THE PROBLEM: The records should be written out in full, with nothing altered.

· · · · · · ·

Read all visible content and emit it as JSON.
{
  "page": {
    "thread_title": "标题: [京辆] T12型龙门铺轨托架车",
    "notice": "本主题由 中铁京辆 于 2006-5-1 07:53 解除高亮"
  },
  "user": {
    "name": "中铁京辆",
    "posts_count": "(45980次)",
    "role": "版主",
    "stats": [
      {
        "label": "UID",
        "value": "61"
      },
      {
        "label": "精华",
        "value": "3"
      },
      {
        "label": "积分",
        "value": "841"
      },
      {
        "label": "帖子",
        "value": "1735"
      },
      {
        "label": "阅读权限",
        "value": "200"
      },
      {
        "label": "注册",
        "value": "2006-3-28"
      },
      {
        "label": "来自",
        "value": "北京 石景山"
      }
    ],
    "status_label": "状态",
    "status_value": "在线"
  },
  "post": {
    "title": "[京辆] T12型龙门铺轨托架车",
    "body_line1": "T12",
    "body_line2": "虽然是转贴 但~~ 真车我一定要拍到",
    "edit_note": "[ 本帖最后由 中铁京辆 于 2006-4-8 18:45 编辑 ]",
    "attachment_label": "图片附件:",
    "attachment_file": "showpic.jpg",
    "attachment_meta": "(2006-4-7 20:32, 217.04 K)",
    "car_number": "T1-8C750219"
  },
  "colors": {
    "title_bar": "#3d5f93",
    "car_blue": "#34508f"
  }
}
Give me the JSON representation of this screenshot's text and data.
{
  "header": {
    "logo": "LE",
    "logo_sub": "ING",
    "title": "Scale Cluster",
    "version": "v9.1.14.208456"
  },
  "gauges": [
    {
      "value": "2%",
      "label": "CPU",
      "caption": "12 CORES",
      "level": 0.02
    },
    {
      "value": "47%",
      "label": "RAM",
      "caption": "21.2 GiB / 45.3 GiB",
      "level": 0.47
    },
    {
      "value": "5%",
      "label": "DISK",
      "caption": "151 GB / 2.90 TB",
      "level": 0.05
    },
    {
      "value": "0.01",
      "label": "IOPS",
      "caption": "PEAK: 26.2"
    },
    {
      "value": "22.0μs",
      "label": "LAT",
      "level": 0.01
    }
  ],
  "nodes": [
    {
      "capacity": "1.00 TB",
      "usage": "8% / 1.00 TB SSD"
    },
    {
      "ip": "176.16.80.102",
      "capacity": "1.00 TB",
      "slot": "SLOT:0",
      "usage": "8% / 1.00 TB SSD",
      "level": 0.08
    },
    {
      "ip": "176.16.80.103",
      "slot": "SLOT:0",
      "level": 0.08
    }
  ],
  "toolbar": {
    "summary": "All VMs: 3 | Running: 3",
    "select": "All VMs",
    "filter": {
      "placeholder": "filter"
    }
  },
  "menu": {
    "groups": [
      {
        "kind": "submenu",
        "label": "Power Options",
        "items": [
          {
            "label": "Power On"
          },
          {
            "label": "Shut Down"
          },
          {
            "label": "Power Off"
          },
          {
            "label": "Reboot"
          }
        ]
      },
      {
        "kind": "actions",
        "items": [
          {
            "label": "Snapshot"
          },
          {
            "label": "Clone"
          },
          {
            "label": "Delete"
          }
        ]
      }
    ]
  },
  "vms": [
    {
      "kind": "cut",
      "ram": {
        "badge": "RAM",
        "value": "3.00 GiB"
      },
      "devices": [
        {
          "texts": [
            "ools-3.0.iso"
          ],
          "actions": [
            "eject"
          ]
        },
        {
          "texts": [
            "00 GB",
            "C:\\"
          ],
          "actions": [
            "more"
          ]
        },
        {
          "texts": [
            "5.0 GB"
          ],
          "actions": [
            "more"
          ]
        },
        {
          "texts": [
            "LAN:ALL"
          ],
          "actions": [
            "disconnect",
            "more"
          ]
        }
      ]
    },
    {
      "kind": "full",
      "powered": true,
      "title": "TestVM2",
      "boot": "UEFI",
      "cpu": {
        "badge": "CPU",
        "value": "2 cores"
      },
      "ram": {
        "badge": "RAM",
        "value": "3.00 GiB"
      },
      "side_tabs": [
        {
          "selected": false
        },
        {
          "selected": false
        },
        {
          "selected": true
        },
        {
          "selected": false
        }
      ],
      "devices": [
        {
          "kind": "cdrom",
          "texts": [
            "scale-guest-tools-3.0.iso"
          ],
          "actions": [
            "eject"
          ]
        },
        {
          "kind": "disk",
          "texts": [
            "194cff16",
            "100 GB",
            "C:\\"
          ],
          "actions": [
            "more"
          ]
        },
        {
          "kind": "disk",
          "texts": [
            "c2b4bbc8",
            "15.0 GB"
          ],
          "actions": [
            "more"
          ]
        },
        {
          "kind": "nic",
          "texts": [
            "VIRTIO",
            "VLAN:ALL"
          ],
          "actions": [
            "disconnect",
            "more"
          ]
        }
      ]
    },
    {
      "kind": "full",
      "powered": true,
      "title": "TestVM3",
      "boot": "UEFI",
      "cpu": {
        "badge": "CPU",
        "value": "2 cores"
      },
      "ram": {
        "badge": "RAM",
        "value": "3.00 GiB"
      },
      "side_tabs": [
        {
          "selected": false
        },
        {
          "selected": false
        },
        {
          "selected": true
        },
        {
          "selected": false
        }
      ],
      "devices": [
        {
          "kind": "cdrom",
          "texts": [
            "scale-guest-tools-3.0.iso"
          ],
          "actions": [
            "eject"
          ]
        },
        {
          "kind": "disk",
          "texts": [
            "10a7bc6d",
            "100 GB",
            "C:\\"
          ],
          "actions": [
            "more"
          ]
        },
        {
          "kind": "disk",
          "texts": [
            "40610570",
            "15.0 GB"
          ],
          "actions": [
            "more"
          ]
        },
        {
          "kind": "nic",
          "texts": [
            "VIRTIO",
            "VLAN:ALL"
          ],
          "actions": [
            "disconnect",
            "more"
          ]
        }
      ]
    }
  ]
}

· · · · · · ·

RESULT BELOW:
Read all visible content and emit it as JSON.
{
  "page": {
    "thread_title": "标题: [京辆] T12型龙门铺轨托架车",
    "notice": "本主题由 中铁京辆 于 2006-5-1 07:53 解除高亮"
  },
  "user": {
    "name": "中铁京辆",
    "posts_count": "(45980次)",
    "role": "版主",
    "stats": [
      {
        "label": "UID",
        "value": "61"
      },
      {
        "label": "精华",
        "value": "3"
      },
      {
        "label": "积分",
        "value": "841"
      },
      {
        "label": "帖子",
        "value": "1735"
      },
      {
        "label": "阅读权限",
        "value": "200"
      },
      {
        "label": "注册",
        "value": "2006-3-28"
      },
      {
        "label": "来自",
        "value": "北京 石景山"
      }
    ],
    "status_label": "状态",
    "status_value": "在线"
  },
  "post": {
    "title": "[京辆] T12型龙门铺轨托架车",
    "body_line1": "T12",
    "body_line2": "虽然是转贴 但~~ 真车我一定要拍到",
    "edit_note": "[ 本帖最后由 中铁京辆 于 2006-4-8 18:45 编辑 ]",
    "attachment_label": "图片附件:",
    "attachment_file": "showpic.jpg",
    "attachment_meta": "(2006-4-7 20:32, 217.04 K)",
    "car_number": "T1-8C750219"
  },
  "colors": {
    "title_bar": "#3d5f93",
    "car_blue": "#34508f"
  }
}
Give me the JSON representation of this screenshot's text and data.
{
  "header": {
    "logo": "LE",
    "logo_sub": "ING",
    "title": "Scale Cluster",
    "version": "v9.1.14.208456"
  },
  "gauges": [
    {
      "value": "2%",
      "label": "CPU",
      "caption": "12 CORES",
      "level": 0.02
    },
    {
      "value": "47%",
      "label": "RAM",
      "caption": "21.2 GiB / 45.3 GiB",
      "level": 0.47
    },
    {
      "value": "5%",
      "label": "DISK",
      "caption": "151 GB / 2.90 TB",
      "level": 0.05
    },
    {
      "value": "0.01",
      "label": "IOPS",
      "caption": "PEAK: 26.2"
    },
    {
      "value": "22.0μs",
      "label": "LAT",
      "level": 0.01
    }
  ],
  "nodes": [
    {
      "capacity": "1.00 TB",
      "usage": "8% / 1.00 TB SSD"
    },
    {
      "ip": "176.16.80.102",
      "capacity": "1.00 TB",
      "slot": "SLOT:0",
      "usage": "8% / 1.00 TB SSD",
      "level": 0.08
    },
    {
      "ip": "176.16.80.103",
      "slot": "SLOT:0",
      "level": 0.08
    }
  ],
  "toolbar": {
    "summary": "All VMs: 3 | Running: 3",
    "select": "All VMs",
    "filter": {
      "placeholder": "filter"
    }
  },
  "menu": {
    "groups": [
      {
        "kind": "submenu",
        "label": "Power Options",
        "items": [
          {
            "label": "Power On"
          },
          {
            "label": "Shut Down"
          },
          {
            "label": "Power Off"
          },
          {
            "label": "Reboot"
          }
        ]
      },
      {
        "kind": "actions",
        "items": [
          {
            "label": "Snapshot"
          },
          {
            "label": "Clone"
          },
          {
            "label": "Delete"
          }
        ]
      }
    ]
  },
  "vms": [
    {
      "kind": "cut",
      "ram": {
        "badge": "RAM",
        "value": "3.00 GiB"
      },
      "devices": [
        {
          "texts": [
            "ools-3.0.iso"
          ],
          "actions": [
            "eject"
          ]
        },
        {
          "texts": [
            "00 GB",
            "C:\\"
          ],
          "actions": [
            "more"
          ]
        },
        {
          "texts": [
            "5.0 GB"
          ],
          "actions": [
            "more"
          ]
        },
        {
          "texts": [
            "LAN:ALL"
          ],
          "actions": [
            "disconnect",
            "more"
          ]
        }
      ]
    },
    {
      "kind": "full",
      "powered": true,
      "title": "TestVM2",
      "boot": "UEFI",
      "cpu": {
        "badge": "CPU",
        "value": "2 cores"
      },
      "ram": {
        "badge": "RAM",
        "value": "3.00 GiB"
      },
      "side_tabs": [
        {
          "selected": false
        },
        {
          "selected": false
        },
        {
          "selected": true
        },
        {
          "selected": false
        }
      ],
      "devices": [
        {
          "kind": "cdrom",
          "texts": [
            "scale-guest-tools-3.0.iso"
          ],
          "actions": [
            "eject"
          ]
        },
        {
          "kind": "disk",
          "texts": [
            "194cff16",
            "100 GB",
            "C:\\"
          ],
          "actions": [
            "more"
          ]
        },
        {
          "kind": "disk",
          "texts": [
            "c2b4bbc8",
            "15.0 GB"
          ],
          "actions": [
            "more"
          ]
        },
        {
          "kind": "nic",
          "texts": [
            "VIRTIO",
            "VLAN:ALL"
          ],
          "actions": [
            "disconnect",
            "more"
          ]
        }
      ]
    },
    {
      "kind": "full",
      "powered": true,
      "title": "TestVM3",
      "boot": "UEFI",
      "cpu": {
        "badge": "CPU",
        "value": "2 cores"
      },
      "ram": {
        "badge": "RAM",
        "value": "3.00 GiB"
      },
      "side_tabs": [
        {
          "selected": false
        },
        {
          "selected": false
        },
        {
          "selected": true
        },
        {
          "selected": false
        }
      ],
      "devices": [
        {
          "kind": "cdrom",
          "texts": [
            "scale-guest-tools-3.0.iso"
          ],
          "actions": [
            "eject"
          ]
        },
        {
          "kind": "disk",
          "texts": [
            "10a7bc6d",
            "100 GB",
            "C:\\"
          ],
          "actions": [
            "more"
          ]
        },
        {
          "kind": "disk",
          "texts": [
            "40610570",
            "15.0 GB"
          ],
          "actions": [
            "more"
          ]
        },
        {
          "kind": "nic",
          "texts": [
            "VIRTIO",
            "VLAN:ALL"
          ],
          "actions": [
            "disconnect",
            "more"
          ]
        }
      ]
    }
  ]
}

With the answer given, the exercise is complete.